## YOUR INSTRUCTIONS
From the line with "What text is on this page?" to the final line of the records, reproduce every line exactly and only those lines.

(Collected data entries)
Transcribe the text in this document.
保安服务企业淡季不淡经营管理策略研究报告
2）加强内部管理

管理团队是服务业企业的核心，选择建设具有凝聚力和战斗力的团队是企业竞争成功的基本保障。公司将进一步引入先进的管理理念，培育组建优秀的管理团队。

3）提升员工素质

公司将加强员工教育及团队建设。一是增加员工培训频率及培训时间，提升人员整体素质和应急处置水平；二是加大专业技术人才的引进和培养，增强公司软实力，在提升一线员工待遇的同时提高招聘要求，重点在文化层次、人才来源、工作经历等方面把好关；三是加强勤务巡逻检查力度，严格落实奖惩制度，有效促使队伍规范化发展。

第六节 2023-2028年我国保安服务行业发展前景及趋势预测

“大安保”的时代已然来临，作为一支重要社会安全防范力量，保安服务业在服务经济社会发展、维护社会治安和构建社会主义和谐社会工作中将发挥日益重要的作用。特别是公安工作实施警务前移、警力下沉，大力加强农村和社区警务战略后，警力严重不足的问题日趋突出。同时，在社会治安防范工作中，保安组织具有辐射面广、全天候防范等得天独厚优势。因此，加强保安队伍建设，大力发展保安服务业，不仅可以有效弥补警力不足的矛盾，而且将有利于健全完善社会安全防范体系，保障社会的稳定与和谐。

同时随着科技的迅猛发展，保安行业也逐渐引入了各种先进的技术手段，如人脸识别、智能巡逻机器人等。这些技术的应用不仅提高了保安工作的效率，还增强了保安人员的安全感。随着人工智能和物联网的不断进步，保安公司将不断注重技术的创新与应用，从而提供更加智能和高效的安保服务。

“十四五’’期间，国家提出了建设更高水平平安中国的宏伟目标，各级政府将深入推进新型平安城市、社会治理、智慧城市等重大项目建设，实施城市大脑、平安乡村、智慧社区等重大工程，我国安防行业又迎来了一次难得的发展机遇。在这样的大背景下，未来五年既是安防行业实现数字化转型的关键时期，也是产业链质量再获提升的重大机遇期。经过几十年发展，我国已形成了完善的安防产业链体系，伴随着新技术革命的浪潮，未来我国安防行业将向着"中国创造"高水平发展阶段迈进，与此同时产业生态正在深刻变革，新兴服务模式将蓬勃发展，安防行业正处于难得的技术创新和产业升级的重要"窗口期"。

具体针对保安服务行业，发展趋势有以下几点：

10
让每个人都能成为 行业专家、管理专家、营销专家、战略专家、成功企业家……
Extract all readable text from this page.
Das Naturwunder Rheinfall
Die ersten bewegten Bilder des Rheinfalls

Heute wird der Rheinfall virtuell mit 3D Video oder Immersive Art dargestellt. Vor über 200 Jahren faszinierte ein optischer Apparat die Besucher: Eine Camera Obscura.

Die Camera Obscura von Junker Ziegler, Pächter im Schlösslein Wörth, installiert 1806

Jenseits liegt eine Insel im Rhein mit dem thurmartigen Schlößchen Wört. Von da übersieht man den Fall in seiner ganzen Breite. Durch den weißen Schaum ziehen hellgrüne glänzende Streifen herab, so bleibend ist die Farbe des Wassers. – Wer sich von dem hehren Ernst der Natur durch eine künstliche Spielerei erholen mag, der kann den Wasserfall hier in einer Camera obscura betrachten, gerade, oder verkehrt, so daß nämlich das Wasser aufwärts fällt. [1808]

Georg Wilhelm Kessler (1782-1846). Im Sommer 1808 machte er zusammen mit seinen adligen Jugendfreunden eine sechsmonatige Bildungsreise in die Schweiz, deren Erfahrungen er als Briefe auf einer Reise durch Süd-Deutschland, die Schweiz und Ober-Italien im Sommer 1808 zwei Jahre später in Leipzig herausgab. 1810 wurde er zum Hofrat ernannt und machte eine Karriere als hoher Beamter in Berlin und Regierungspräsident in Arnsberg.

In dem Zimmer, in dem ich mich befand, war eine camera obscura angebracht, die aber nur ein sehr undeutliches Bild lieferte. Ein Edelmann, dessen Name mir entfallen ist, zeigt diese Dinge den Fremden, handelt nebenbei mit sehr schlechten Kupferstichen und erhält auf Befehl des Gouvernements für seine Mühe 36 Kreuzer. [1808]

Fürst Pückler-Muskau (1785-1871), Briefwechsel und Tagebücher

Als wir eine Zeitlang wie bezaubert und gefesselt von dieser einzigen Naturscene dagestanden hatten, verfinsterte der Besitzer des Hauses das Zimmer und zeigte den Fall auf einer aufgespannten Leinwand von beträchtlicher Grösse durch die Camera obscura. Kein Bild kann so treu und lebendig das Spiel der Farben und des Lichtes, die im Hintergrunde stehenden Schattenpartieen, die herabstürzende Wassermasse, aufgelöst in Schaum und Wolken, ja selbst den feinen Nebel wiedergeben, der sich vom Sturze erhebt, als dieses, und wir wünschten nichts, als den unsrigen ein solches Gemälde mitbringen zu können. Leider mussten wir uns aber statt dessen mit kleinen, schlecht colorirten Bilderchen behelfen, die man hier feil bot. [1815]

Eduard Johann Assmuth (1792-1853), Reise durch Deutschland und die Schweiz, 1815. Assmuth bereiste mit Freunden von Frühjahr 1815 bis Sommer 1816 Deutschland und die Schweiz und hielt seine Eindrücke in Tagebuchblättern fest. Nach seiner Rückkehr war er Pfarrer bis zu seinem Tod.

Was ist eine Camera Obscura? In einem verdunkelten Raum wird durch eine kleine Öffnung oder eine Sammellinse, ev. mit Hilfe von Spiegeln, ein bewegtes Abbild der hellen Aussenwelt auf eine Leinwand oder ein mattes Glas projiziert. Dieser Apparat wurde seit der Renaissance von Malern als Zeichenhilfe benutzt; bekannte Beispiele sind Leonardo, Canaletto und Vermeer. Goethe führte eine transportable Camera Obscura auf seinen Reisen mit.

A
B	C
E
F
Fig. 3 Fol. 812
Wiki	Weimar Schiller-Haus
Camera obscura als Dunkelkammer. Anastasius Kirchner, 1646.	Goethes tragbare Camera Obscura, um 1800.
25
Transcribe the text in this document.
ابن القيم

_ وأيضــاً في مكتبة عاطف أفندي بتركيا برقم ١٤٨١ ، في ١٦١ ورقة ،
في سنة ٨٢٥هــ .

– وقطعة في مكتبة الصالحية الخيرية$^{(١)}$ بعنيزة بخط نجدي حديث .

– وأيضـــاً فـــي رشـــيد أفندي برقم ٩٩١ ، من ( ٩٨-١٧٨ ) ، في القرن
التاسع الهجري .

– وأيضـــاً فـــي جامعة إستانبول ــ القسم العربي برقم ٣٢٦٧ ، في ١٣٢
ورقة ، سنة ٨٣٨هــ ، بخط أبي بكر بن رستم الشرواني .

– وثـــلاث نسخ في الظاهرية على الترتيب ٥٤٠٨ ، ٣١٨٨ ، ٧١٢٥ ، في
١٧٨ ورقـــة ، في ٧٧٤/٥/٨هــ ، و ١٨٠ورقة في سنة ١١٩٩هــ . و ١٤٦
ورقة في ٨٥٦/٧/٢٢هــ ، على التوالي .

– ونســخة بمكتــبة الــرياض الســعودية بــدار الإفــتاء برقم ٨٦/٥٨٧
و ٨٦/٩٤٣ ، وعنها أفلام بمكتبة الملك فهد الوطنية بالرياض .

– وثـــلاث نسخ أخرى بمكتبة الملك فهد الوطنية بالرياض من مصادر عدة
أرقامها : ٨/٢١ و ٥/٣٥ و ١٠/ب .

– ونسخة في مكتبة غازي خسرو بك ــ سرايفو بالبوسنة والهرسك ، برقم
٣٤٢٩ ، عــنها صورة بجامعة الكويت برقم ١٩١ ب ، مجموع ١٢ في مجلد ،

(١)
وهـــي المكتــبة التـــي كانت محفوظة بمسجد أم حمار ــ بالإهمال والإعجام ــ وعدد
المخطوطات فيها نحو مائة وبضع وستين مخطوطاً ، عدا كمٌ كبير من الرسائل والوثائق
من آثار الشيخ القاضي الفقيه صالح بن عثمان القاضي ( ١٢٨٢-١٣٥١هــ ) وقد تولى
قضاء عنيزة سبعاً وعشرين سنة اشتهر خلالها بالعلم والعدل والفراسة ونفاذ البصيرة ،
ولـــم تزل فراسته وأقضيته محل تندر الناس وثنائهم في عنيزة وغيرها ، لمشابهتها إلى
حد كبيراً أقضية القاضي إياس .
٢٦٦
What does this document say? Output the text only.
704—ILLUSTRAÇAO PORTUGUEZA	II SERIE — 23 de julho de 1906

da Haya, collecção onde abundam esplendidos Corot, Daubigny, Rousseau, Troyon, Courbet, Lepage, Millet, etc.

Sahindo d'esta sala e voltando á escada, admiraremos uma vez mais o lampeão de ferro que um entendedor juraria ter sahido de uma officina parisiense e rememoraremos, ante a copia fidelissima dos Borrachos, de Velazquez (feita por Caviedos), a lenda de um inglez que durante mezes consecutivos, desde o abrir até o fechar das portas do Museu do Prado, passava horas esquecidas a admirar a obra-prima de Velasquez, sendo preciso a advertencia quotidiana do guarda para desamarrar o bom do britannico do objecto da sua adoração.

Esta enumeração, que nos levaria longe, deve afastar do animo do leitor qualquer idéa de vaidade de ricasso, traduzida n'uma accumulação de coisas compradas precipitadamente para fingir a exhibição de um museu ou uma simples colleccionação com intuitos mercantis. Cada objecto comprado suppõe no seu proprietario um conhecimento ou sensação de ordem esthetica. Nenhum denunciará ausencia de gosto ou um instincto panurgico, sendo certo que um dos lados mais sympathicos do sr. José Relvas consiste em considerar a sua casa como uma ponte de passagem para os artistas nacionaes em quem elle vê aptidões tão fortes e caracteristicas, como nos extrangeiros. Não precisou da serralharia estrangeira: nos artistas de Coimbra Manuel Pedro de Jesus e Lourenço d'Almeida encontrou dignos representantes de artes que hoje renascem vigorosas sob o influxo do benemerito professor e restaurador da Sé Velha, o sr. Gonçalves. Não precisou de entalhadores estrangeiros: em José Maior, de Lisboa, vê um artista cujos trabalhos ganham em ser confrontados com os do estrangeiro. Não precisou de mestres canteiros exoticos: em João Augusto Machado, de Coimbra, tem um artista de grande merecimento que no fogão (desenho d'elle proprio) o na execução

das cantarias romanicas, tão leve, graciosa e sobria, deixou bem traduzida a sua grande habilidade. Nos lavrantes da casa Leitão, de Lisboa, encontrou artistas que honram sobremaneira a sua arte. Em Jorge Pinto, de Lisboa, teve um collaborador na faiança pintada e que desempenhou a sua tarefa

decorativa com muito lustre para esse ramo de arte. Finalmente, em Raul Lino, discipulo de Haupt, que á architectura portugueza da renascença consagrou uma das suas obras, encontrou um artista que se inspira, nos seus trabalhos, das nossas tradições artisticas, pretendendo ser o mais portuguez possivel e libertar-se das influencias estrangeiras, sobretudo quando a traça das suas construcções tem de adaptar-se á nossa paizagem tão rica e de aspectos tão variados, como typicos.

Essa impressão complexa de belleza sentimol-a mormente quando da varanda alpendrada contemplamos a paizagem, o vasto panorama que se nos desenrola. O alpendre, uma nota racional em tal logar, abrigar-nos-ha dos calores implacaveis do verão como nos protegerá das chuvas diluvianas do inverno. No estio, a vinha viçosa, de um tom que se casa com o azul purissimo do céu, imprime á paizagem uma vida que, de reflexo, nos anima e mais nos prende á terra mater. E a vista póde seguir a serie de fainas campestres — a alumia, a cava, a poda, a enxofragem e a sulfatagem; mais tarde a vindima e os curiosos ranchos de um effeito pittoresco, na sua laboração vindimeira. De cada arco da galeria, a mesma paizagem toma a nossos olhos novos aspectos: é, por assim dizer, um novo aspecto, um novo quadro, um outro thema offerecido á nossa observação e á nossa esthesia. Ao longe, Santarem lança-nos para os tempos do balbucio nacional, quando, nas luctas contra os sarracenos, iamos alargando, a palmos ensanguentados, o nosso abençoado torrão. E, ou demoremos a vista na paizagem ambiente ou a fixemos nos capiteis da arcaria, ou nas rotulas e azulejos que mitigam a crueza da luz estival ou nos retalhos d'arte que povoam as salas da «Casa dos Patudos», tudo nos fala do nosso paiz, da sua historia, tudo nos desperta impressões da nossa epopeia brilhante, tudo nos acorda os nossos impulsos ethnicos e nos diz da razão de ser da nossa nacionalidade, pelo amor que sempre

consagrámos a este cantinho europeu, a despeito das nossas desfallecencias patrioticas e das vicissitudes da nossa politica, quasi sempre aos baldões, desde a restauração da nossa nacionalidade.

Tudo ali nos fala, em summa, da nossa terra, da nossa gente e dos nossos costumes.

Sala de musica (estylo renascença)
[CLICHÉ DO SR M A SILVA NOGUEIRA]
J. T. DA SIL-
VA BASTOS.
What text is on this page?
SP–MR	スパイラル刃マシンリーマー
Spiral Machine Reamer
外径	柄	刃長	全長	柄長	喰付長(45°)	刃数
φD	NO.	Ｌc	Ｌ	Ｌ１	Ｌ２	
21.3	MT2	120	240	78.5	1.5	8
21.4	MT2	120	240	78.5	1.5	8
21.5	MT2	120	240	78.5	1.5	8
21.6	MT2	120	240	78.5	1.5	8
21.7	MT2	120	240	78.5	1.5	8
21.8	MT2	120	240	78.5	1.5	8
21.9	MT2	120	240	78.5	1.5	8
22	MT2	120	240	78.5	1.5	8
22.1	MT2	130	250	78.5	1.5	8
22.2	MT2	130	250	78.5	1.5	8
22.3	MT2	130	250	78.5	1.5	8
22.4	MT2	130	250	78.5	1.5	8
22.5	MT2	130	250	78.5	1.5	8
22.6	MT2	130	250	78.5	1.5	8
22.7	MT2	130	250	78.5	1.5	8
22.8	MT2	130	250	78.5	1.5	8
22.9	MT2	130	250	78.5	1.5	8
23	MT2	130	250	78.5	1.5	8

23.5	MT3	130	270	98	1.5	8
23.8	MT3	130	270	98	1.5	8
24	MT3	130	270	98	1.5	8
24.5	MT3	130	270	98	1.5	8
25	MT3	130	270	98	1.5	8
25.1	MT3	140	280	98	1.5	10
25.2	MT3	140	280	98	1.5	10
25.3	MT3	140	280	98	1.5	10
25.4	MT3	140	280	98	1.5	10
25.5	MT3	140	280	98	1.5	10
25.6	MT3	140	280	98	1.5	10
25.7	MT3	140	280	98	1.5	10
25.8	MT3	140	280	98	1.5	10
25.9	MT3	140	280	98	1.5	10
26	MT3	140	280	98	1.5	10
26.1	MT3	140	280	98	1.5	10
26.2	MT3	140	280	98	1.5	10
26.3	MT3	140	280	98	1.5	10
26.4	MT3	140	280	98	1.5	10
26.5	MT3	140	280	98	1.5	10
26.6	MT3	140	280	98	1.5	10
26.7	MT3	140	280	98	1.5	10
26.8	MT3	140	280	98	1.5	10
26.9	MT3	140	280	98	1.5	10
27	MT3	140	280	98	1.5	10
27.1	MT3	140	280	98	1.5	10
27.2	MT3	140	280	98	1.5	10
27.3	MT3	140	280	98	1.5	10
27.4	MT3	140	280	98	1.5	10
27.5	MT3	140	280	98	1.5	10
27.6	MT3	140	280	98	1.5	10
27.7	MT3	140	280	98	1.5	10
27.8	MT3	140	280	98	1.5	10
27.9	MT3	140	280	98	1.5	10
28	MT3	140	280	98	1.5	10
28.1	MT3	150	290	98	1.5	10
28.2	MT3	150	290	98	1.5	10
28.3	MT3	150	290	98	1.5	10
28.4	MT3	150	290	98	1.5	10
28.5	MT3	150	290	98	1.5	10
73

## RESULT OF THE EXERCISE
What text is on this page?
SP–MR	スパイラル刃マシンリーマー
Spiral Machine Reamer
外径	柄	刃長	全長	柄長	喰付長(45°)	刃数
φD	NO.	Ｌc	Ｌ	Ｌ１	Ｌ２	
21.3	MT2	120	240	78.5	1.5	8
21.4	MT2	120	240	78.5	1.5	8
21.5	MT2	120	240	78.5	1.5	8
21.6	MT2	120	240	78.5	1.5	8
21.7	MT2	120	240	78.5	1.5	8
21.8	MT2	120	240	78.5	1.5	8
21.9	MT2	120	240	78.5	1.5	8
22	MT2	120	240	78.5	1.5	8
22.1	MT2	130	250	78.5	1.5	8
22.2	MT2	130	250	78.5	1.5	8
22.3	MT2	130	250	78.5	1.5	8
22.4	MT2	130	250	78.5	1.5	8
22.5	MT2	130	250	78.5	1.5	8
22.6	MT2	130	250	78.5	1.5	8
22.7	MT2	130	250	78.5	1.5	8
22.8	MT2	130	250	78.5	1.5	8
22.9	MT2	130	250	78.5	1.5	8
23	MT2	130	250	78.5	1.5	8

23.5	MT3	130	270	98	1.5	8
23.8	MT3	130	270	98	1.5	8
24	MT3	130	270	98	1.5	8
24.5	MT3	130	270	98	1.5	8
25	MT3	130	270	98	1.5	8
25.1	MT3	140	280	98	1.5	10
25.2	MT3	140	280	98	1.5	10
25.3	MT3	140	280	98	1.5	10
25.4	MT3	140	280	98	1.5	10
25.5	MT3	140	280	98	1.5	10
25.6	MT3	140	280	98	1.5	10
25.7	MT3	140	280	98	1.5	10
25.8	MT3	140	280	98	1.5	10
25.9	MT3	140	280	98	1.5	10
26	MT3	140	280	98	1.5	10
26.1	MT3	140	280	98	1.5	10
26.2	MT3	140	280	98	1.5	10
26.3	MT3	140	280	98	1.5	10
26.4	MT3	140	280	98	1.5	10
26.5	MT3	140	280	98	1.5	10
26.6	MT3	140	280	98	1.5	10
26.7	MT3	140	280	98	1.5	10
26.8	MT3	140	280	98	1.5	10
26.9	MT3	140	280	98	1.5	10
27	MT3	140	280	98	1.5	10
27.1	MT3	140	280	98	1.5	10
27.2	MT3	140	280	98	1.5	10
27.3	MT3	140	280	98	1.5	10
27.4	MT3	140	280	98	1.5	10
27.5	MT3	140	280	98	1.5	10
27.6	MT3	140	280	98	1.5	10
27.7	MT3	140	280	98	1.5	10
27.8	MT3	140	280	98	1.5	10
27.9	MT3	140	280	98	1.5	10
28	MT3	140	280	98	1.5	10
28.1	MT3	150	290	98	1.5	10
28.2	MT3	150	290	98	1.5	10
28.3	MT3	150	290	98	1.5	10
28.4	MT3	150	290	98	1.5	10
28.5	MT3	150	290	98	1.5	10
73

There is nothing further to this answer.